▶ **GIVEN REQUEST**
Can you reproduce the data beneath, keeping every line exact?

[Dataset rows]
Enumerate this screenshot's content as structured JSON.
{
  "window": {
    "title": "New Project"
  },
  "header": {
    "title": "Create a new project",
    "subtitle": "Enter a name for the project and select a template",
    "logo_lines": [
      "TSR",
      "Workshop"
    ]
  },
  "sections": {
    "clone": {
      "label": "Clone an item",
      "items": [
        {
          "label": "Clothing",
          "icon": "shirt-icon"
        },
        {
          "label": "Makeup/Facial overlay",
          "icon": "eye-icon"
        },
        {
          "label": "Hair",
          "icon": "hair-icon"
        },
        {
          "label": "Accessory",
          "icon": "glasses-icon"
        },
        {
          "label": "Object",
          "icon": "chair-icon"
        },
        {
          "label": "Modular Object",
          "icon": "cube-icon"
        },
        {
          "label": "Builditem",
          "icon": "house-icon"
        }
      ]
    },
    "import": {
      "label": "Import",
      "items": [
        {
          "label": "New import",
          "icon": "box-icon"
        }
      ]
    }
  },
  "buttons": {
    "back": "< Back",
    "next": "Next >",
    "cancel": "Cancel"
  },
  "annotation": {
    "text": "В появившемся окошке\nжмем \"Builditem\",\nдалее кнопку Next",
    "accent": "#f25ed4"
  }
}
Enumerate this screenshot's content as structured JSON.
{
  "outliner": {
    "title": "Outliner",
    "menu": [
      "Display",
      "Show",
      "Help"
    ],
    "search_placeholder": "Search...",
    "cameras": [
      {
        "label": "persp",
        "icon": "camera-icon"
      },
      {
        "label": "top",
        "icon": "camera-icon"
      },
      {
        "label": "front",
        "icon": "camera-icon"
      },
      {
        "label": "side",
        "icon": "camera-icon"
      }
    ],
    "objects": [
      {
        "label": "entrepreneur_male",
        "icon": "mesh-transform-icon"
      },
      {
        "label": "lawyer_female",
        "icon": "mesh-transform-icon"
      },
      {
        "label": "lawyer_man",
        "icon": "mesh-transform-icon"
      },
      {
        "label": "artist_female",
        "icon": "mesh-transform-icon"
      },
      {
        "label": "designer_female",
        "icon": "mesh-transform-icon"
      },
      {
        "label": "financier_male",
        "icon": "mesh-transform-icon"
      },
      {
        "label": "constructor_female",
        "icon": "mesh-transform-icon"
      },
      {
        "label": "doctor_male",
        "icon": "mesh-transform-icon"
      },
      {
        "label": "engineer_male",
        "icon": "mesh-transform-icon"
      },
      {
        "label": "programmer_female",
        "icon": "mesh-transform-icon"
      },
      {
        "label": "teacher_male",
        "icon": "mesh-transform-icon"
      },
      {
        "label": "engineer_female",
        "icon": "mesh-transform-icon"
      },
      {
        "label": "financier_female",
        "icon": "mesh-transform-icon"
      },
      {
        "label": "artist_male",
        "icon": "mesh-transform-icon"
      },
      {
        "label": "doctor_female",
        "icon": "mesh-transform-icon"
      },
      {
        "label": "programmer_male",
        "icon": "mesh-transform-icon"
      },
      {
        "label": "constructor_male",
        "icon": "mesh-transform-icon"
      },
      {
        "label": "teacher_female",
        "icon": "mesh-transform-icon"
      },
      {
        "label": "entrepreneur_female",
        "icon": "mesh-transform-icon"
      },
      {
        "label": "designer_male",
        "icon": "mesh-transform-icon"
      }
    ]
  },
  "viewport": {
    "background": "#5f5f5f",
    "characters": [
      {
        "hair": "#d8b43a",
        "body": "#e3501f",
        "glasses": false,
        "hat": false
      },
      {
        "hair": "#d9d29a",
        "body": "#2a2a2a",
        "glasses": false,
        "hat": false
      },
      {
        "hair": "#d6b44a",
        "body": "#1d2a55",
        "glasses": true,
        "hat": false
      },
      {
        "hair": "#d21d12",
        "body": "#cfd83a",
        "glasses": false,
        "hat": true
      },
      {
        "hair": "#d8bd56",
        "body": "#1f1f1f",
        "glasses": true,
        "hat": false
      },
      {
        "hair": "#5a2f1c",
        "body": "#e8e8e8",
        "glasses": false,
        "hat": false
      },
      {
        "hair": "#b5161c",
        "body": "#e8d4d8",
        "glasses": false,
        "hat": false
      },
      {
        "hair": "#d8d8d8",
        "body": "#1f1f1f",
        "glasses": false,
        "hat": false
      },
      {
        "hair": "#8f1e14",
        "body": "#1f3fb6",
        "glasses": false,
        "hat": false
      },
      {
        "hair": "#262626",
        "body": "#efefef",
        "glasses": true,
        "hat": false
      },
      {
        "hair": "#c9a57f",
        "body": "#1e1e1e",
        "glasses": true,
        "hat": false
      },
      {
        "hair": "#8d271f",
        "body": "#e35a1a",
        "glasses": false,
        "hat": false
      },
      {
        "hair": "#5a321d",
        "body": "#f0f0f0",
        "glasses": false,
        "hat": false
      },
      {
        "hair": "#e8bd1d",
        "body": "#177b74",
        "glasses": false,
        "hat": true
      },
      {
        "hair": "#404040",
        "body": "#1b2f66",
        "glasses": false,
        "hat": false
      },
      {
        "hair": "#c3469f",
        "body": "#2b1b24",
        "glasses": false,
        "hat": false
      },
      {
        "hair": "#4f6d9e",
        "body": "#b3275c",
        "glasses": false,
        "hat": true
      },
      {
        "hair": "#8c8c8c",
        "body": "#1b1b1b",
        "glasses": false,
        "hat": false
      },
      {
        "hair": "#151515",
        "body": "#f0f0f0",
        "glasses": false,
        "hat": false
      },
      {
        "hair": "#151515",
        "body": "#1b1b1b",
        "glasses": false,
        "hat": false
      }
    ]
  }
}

▶ **EXERCISE SOLUTION**
Enumerate this screenshot's content as structured JSON.
{
  "window": {
    "title": "New Project"
  },
  "header": {
    "title": "Create a new project",
    "subtitle": "Enter a name for the project and select a template",
    "logo_lines": [
      "TSR",
      "Workshop"
    ]
  },
  "sections": {
    "clone": {
      "label": "Clone an item",
      "items": [
        {
          "label": "Clothing",
          "icon": "shirt-icon"
        },
        {
          "label": "Makeup/Facial overlay",
          "icon": "eye-icon"
        },
        {
          "label": "Hair",
          "icon": "hair-icon"
        },
        {
          "label": "Accessory",
          "icon": "glasses-icon"
        },
        {
          "label": "Object",
          "icon": "chair-icon"
        },
        {
          "label": "Modular Object",
          "icon": "cube-icon"
        },
        {
          "label": "Builditem",
          "icon": "house-icon"
        }
      ]
    },
    "import": {
      "label": "Import",
      "items": [
        {
          "label": "New import",
          "icon": "box-icon"
        }
      ]
    }
  },
  "buttons": {
    "back": "< Back",
    "next": "Next >",
    "cancel": "Cancel"
  },
  "annotation": {
    "text": "В появившемся окошке\nжмем \"Builditem\",\nдалее кнопку Next",
    "accent": "#f25ed4"
  }
}
Enumerate this screenshot's content as structured JSON.
{
  "outliner": {
    "title": "Outliner",
    "menu": [
      "Display",
      "Show",
      "Help"
    ],
    "search_placeholder": "Search...",
    "cameras": [
      {
        "label": "persp",
        "icon": "camera-icon"
      },
      {
        "label": "top",
        "icon": "camera-icon"
      },
      {
        "label": "front",
        "icon": "camera-icon"
      },
      {
        "label": "side",
        "icon": "camera-icon"
      }
    ],
    "objects": [
      {
        "label": "entrepreneur_male",
        "icon": "mesh-transform-icon"
      },
      {
        "label": "lawyer_female",
        "icon": "mesh-transform-icon"
      },
      {
        "label": "lawyer_man",
        "icon": "mesh-transform-icon"
      },
      {
        "label": "artist_female",
        "icon": "mesh-transform-icon"
      },
      {
        "label": "designer_female",
        "icon": "mesh-transform-icon"
      },
      {
        "label": "financier_male",
        "icon": "mesh-transform-icon"
      },
      {
        "label": "constructor_female",
        "icon": "mesh-transform-icon"
      },
      {
        "label": "doctor_male",
        "icon": "mesh-transform-icon"
      },
      {
        "label": "engineer_male",
        "icon": "mesh-transform-icon"
      },
      {
        "label": "programmer_female",
        "icon": "mesh-transform-icon"
      },
      {
        "label": "teacher_male",
        "icon": "mesh-transform-icon"
      },
      {
        "label": "engineer_female",
        "icon": "mesh-transform-icon"
      },
      {
        "label": "financier_female",
        "icon": "mesh-transform-icon"
      },
      {
        "label": "artist_male",
        "icon": "mesh-transform-icon"
      },
      {
        "label": "doctor_female",
        "icon": "mesh-transform-icon"
      },
      {
        "label": "programmer_male",
        "icon": "mesh-transform-icon"
      },
      {
        "label": "constructor_male",
        "icon": "mesh-transform-icon"
      },
      {
        "label": "teacher_female",
        "icon": "mesh-transform-icon"
      },
      {
        "label": "entrepreneur_female",
        "icon": "mesh-transform-icon"
      },
      {
        "label": "designer_male",
        "icon": "mesh-transform-icon"
      }
    ]
  },
  "viewport": {
    "background": "#5f5f5f",
    "characters": [
      {
        "hair": "#d8b43a",
        "body": "#e3501f",
        "glasses": false,
        "hat": false
      },
      {
        "hair": "#d9d29a",
        "body": "#2a2a2a",
        "glasses": false,
        "hat": false
      },
      {
        "hair": "#d6b44a",
        "body": "#1d2a55",
        "glasses": true,
        "hat": false
      },
      {
        "hair": "#d21d12",
        "body": "#cfd83a",
        "glasses": false,
        "hat": true
      },
      {
        "hair": "#d8bd56",
        "body": "#1f1f1f",
        "glasses": true,
        "hat": false
      },
      {
        "hair": "#5a2f1c",
        "body": "#e8e8e8",
        "glasses": false,
        "hat": false
      },
      {
        "hair": "#b5161c",
        "body": "#e8d4d8",
        "glasses": false,
        "hat": false
      },
      {
        "hair": "#d8d8d8",
        "body": "#1f1f1f",
        "glasses": false,
        "hat": false
      },
      {
        "hair": "#8f1e14",
        "body": "#1f3fb6",
        "glasses": false,
        "hat": false
      },
      {
        "hair": "#262626",
        "body": "#efefef",
        "glasses": true,
        "hat": false
      },
      {
        "hair": "#c9a57f",
        "body": "#1e1e1e",
        "glasses": true,
        "hat": false
      },
      {
        "hair": "#8d271f",
        "body": "#e35a1a",
        "glasses": false,
        "hat": false
      },
      {
        "hair": "#5a321d",
        "body": "#f0f0f0",
        "glasses": false,
        "hat": false
      },
      {
        "hair": "#e8bd1d",
        "body": "#177b74",
        "glasses": false,
        "hat": true
      },
      {
        "hair": "#404040",
        "body": "#1b2f66",
        "glasses": false,
        "hat": false
      },
      {
        "hair": "#c3469f",
        "body": "#2b1b24",
        "glasses": false,
        "hat": false
      },
      {
        "hair": "#4f6d9e",
        "body": "#b3275c",
        "glasses": false,
        "hat": true
      },
      {
        "hair": "#8c8c8c",
        "body": "#1b1b1b",
        "glasses": false,
        "hat": false
      },
      {
        "hair": "#151515",
        "body": "#f0f0f0",
        "glasses": false,
        "hat": false
      },
      {
        "hair": "#151515",
        "body": "#1b1b1b",
        "glasses": false,
        "hat": false
      }
    ]
  }
}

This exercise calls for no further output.